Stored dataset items
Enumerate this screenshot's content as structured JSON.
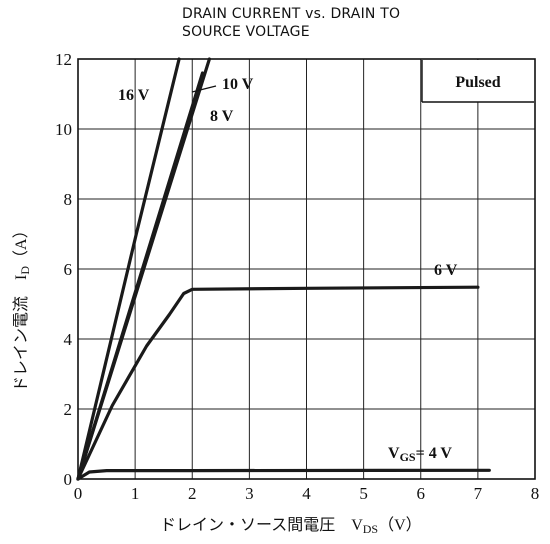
{
  "chart_data": {
    "type": "line",
    "title": "DRAIN CURRENT vs. DRAIN TO SOURCE VOLTAGE",
    "title_lines": [
      "DRAIN CURRENT vs. DRAIN TO",
      "SOURCE VOLTAGE"
    ],
    "ylabel": "ドレイン電流　I_D（A）",
    "ylabel_main": "ドレイン電流　I",
    "ylabel_sub": "D",
    "ylabel_unit": "（A）",
    "xlabel": "ドレイン・ソース間電圧　V_DS（V）",
    "xlabel_main": "ドレイン・ソース間電圧　V",
    "xlabel_sub": "DS",
    "xlabel_unit": "（V）",
    "xlim": [
      0,
      8
    ],
    "ylim": [
      0,
      12
    ],
    "xticks": [
      0,
      1,
      2,
      3,
      4,
      5,
      6,
      7,
      8
    ],
    "yticks": [
      0,
      2,
      4,
      6,
      8,
      10,
      12
    ],
    "grid": true,
    "legend_box": "Pulsed",
    "series": [
      {
        "label": "16 V",
        "points": [
          [
            0,
            0
          ],
          [
            1.02,
            7.0
          ],
          [
            1.77,
            12.0
          ]
        ]
      },
      {
        "label": "10 V",
        "points": [
          [
            0,
            0
          ],
          [
            2.3,
            12.0
          ]
        ]
      },
      {
        "label": "8 V",
        "points": [
          [
            0,
            0
          ],
          [
            2.18,
            11.6
          ]
        ]
      },
      {
        "label": "6 V",
        "points": [
          [
            0,
            0
          ],
          [
            0.6,
            2.1
          ],
          [
            1.2,
            3.8
          ],
          [
            1.6,
            4.7
          ],
          [
            1.85,
            5.3
          ],
          [
            2.0,
            5.42
          ],
          [
            4.0,
            5.45
          ],
          [
            7.0,
            5.48
          ]
        ]
      },
      {
        "label": "4 V",
        "label_prefix": "V",
        "label_sub": "GS",
        "label_suffix": "= 4 V",
        "points": [
          [
            0,
            0
          ],
          [
            0.2,
            0.2
          ],
          [
            0.5,
            0.24
          ],
          [
            2.0,
            0.24
          ],
          [
            7.2,
            0.25
          ]
        ]
      }
    ]
  }
}
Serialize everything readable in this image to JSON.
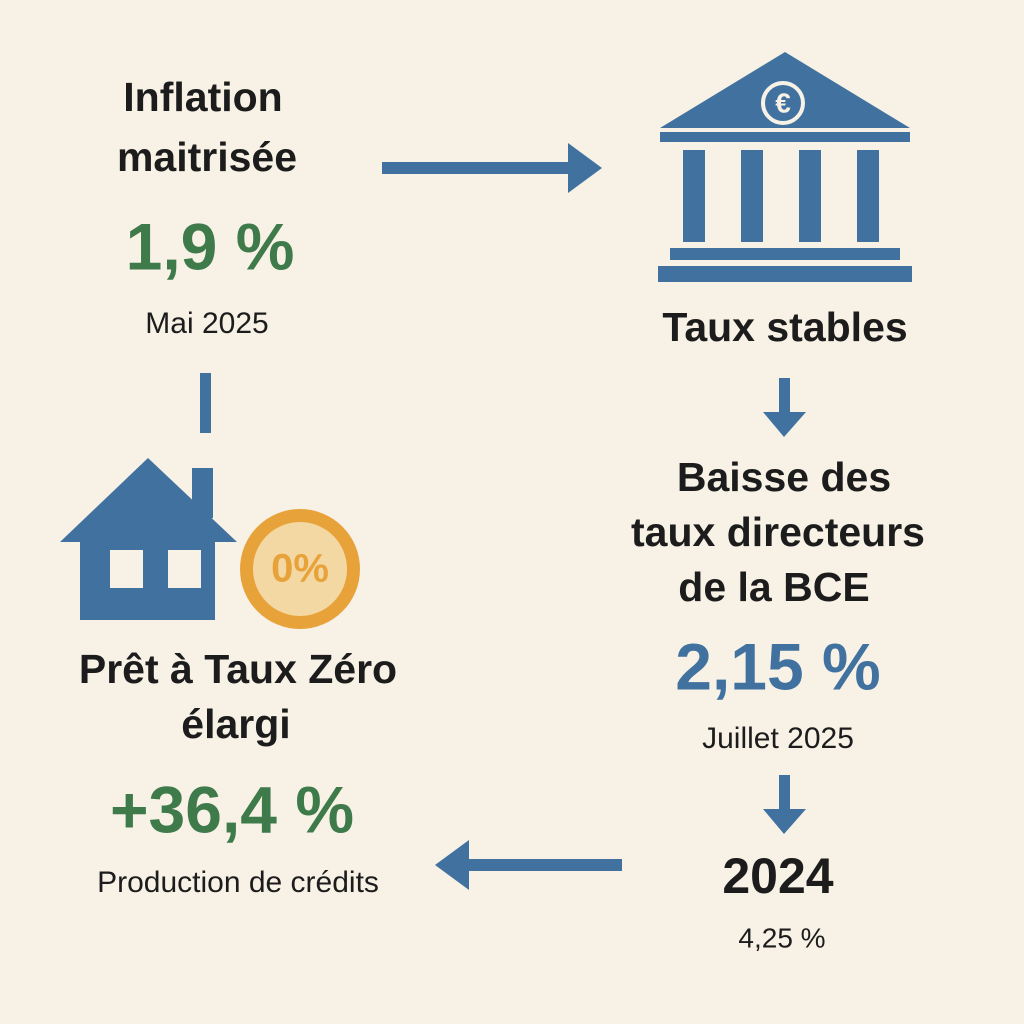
{
  "inflation": {
    "title": [
      "Inflation",
      "maitrisée"
    ],
    "value": "1,9 %",
    "date": "Mai 2025"
  },
  "bce": {
    "icon_symbol": "€",
    "status": "Taux stables",
    "title": [
      "Baisse des",
      "taux directeurs",
      "de la BCE"
    ],
    "value": "2,15 %",
    "date": "Juillet 2025",
    "previous": {
      "year": "2024",
      "value": "4,25 %"
    }
  },
  "ptz": {
    "badge": "0%",
    "title": [
      "Prêt à Taux Zéro",
      "élargi"
    ],
    "value": "+36,4 %",
    "caption": "Production de crédits"
  }
}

Task description - Output all the records, word for word, with no pictures in the copy.

Output for this task -
Enumerate this screenshot's content as structured JSON.
{
  "chart_data": {
    "type": "line",
    "title": "DRAIN CURRENT vs. DRAIN TO SOURCE VOLTAGE",
    "title_lines": [
      "DRAIN CURRENT vs. DRAIN TO",
      "SOURCE VOLTAGE"
    ],
    "ylabel": "ドレイン電流　I_D（A）",
    "ylabel_main": "ドレイン電流　I",
    "ylabel_sub": "D",
    "ylabel_unit": "（A）",
    "xlabel": "ドレイン・ソース間電圧　V_DS（V）",
    "xlabel_main": "ドレイン・ソース間電圧　V",
    "xlabel_sub": "DS",
    "xlabel_unit": "（V）",
    "xlim": [
      0,
      8
    ],
    "ylim": [
      0,
      12
    ],
    "xticks": [
      0,
      1,
      2,
      3,
      4,
      5,
      6,
      7,
      8
    ],
    "yticks": [
      0,
      2,
      4,
      6,
      8,
      10,
      12
    ],
    "grid": true,
    "legend_box": "Pulsed",
    "series": [
      {
        "label": "16 V",
        "points": [
          [
            0,
            0
          ],
          [
            1.02,
            7.0
          ],
          [
            1.77,
            12.0
          ]
        ]
      },
      {
        "label": "10 V",
        "points": [
          [
            0,
            0
          ],
          [
            2.3,
            12.0
          ]
        ]
      },
      {
        "label": "8 V",
        "points": [
          [
            0,
            0
          ],
          [
            2.18,
            11.6
          ]
        ]
      },
      {
        "label": "6 V",
        "points": [
          [
            0,
            0
          ],
          [
            0.6,
            2.1
          ],
          [
            1.2,
            3.8
          ],
          [
            1.6,
            4.7
          ],
          [
            1.85,
            5.3
          ],
          [
            2.0,
            5.42
          ],
          [
            4.0,
            5.45
          ],
          [
            7.0,
            5.48
          ]
        ]
      },
      {
        "label": "4 V",
        "label_prefix": "V",
        "label_sub": "GS",
        "label_suffix": "= 4 V",
        "points": [
          [
            0,
            0
          ],
          [
            0.2,
            0.2
          ],
          [
            0.5,
            0.24
          ],
          [
            2.0,
            0.24
          ],
          [
            7.2,
            0.25
          ]
        ]
      }
    ]
  }
}
Serialize everything readable in this image to JSON.
{
  "inflation": {
    "title": [
      "Inflation",
      "maitrisée"
    ],
    "value": "1,9 %",
    "date": "Mai 2025"
  },
  "bce": {
    "icon_symbol": "€",
    "status": "Taux stables",
    "title": [
      "Baisse des",
      "taux directeurs",
      "de la BCE"
    ],
    "value": "2,15 %",
    "date": "Juillet 2025",
    "previous": {
      "year": "2024",
      "value": "4,25 %"
    }
  },
  "ptz": {
    "badge": "0%",
    "title": [
      "Prêt à Taux Zéro",
      "élargi"
    ],
    "value": "+36,4 %",
    "caption": "Production de crédits"
  }
}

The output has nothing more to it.